● Set of tasks:
[A] Quote the Fleetwood Town match report word for word, starting with "The worry with" and going on through "ardour and gusto.".
[B] Convert the lines of the records into a numbered list, starting with the line with "148, 810, 651]" and going on through the line with "890, 810, 988]", and skip any blank lines.

---------- Document extract

Fleetwood Town – Running out of Coke and Crisps?

 

Fleetwood Frazzled: Town 0 Burnley 2

There was something of the office world in this performance – bland, mechanical, without real invention. Meeting a team two divisions above you (based on 2014/15) is clearly a hard proposition but Fleetwood offered little by way of hunger, impromptu football and penetrative guile.

The worry with just eleven days to go until the blustery, promoted Southend United rock into town is that the Cod Army has been purified too much. No longer do beautiful contaminants like Jon Parkin roam the Dale Frith turf, but rather a collection of automatons – imitation players short on heavy-duty ardour and gusto.

There is still a spine. Chris Maxwell, Stevie Jordan (as he is now known) and new signing, Jimmy Ryan offer permanent comfort, but beyond them – particularly under the guise and formation of Fleetwood’s occasional 3-5-2 (or is it 5-3-2?) – things look out of whack…screwy and confused. Players, housed by such a system, generally feel lost. Are centre halves centre halves or full-backs? Are full-backs full-backs or wing-backs?

There is the definite sense that on-field lodgings are being provided for Tyler Forbes. A natural winger – albeit with the rustlings of someone still learning his craft – Forbes has jostled Conor McLaughlin from his preferred right-back birth (whether in a 4-4-2 or 5-3-2). Such uncomfortable switches let one conclude that the squad – the real muscly squad – has become threadbare, inadequate and short on experienced players.

--------------------
---------- Records

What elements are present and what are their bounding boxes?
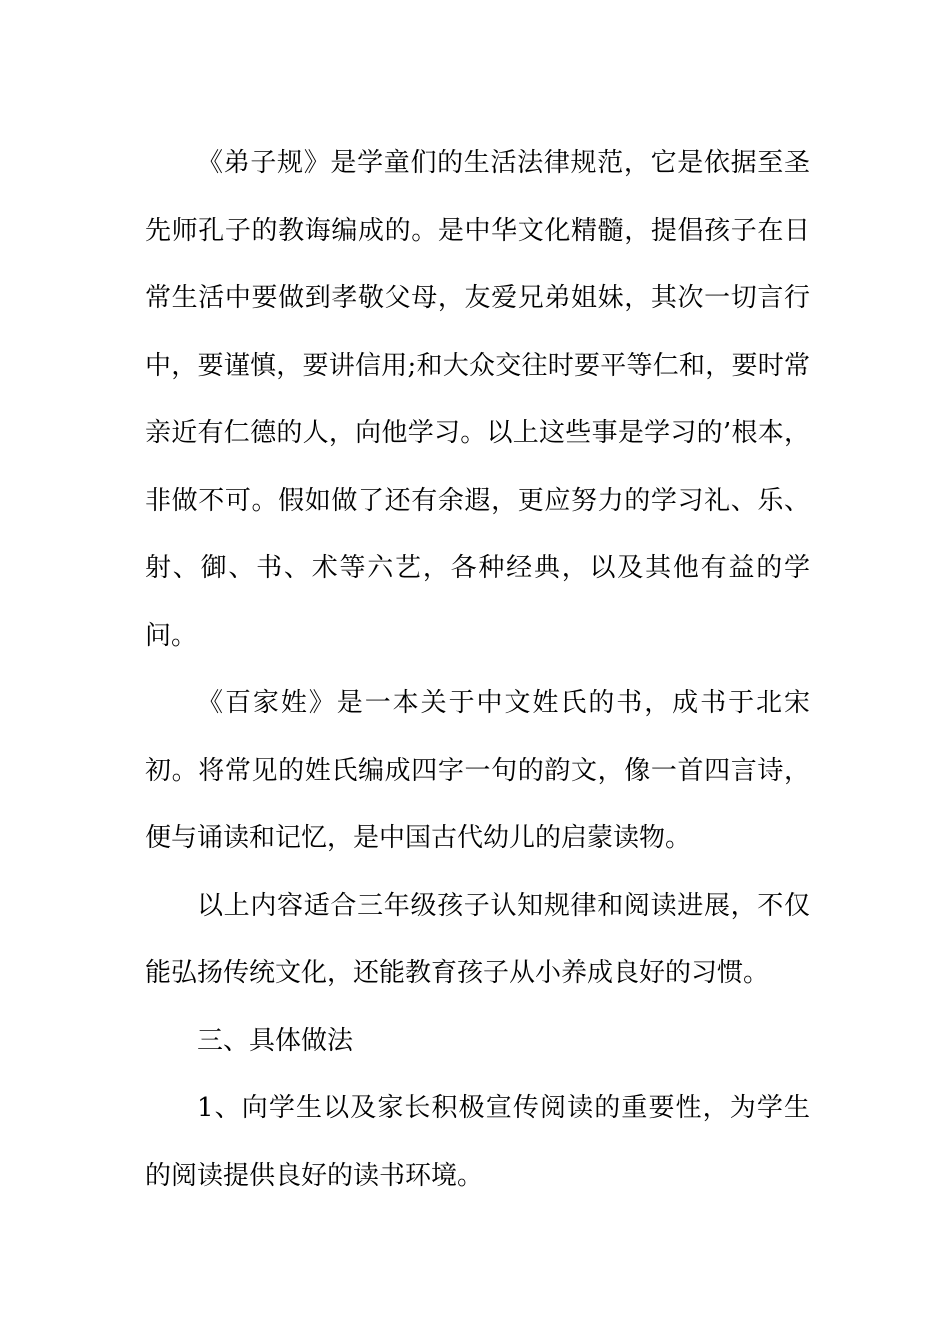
- paragraph-dizigui: 《弟子规》是学童们的生活法律规范，它是依据至圣先师孔子的教诲编成的。是中华文化精髓，提倡孩子在日常生活中要做到孝敬父母，友爱兄弟姐妹，其次一切言行中，要谨慎，要讲信用;和大众交往时要平等仁和，要时常亲近有仁德的人，向他学习。以上这些事是学习的’根本，非做不可。假如做了还有余遐，更应努力的学习礼、乐、射、御、书、术等六艺，各种经典，以及其他有益的学问。: [145, 148, 810, 651]
- paragraph-grade-three-suitability: 以上内容适合三年级孩子认知规律和阅读进展，不仅能弘扬传统文化，还能教育孩子从小养成良好的习惯。: [145, 890, 810, 988]
- section-heading-methods: 三、具体做法: [197, 1025, 354, 1056]
- document-body: [145, 130, 810, 1210]
- paragraph-baijiaxing: 《百家姓》是一本关于中文姓氏的书，成书于北宋初。将常见的姓氏编成四字一句的韵文，像一首四言诗，便与诵读和记忆，是中国古代幼儿的启蒙读物。: [145, 688, 810, 853]
- paragraph-method-one: 1、向学生以及家长积极宣传阅读的重要性，为学生的阅读提供良好的读书环境。: [145, 1093, 810, 1191]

--------------------

● Exercise responses:
[A]
The worry with just eleven days to go until the blustery, promoted Southend United rock into town is that the Cod Army has been purified too much. No longer do beautiful contaminants like Jon Parkin roam the Dale Frith turf, but rather a collection of automatons – imitation players short on heavy-duty ardour and gusto.

[B]
1. - paragraph-dizigui: 《弟子规》是学童们的生活法律规范，它是依据至圣先师孔子的教诲编成的。是中华文化精髓，提倡孩子在日常生活中要做到孝敬父母，友爱兄弟姐妹，其次一切言行中，要谨慎，要讲信用;和大众交往时要平等仁和，要时常亲近有仁德的人，向他学习。以上这些事是学习的’根本，非做不可。假如做了还有余遐，更应努力的学习礼、乐、射、御、书、术等六艺，各种经典，以及其他有益的学问。: [145, 148, 810, 651]
2. - paragraph-grade-three-suitability: 以上内容适合三年级孩子认知规律和阅读进展，不仅能弘扬传统文化，还能教育孩子从小养成良好的习惯。: [145, 890, 810, 988]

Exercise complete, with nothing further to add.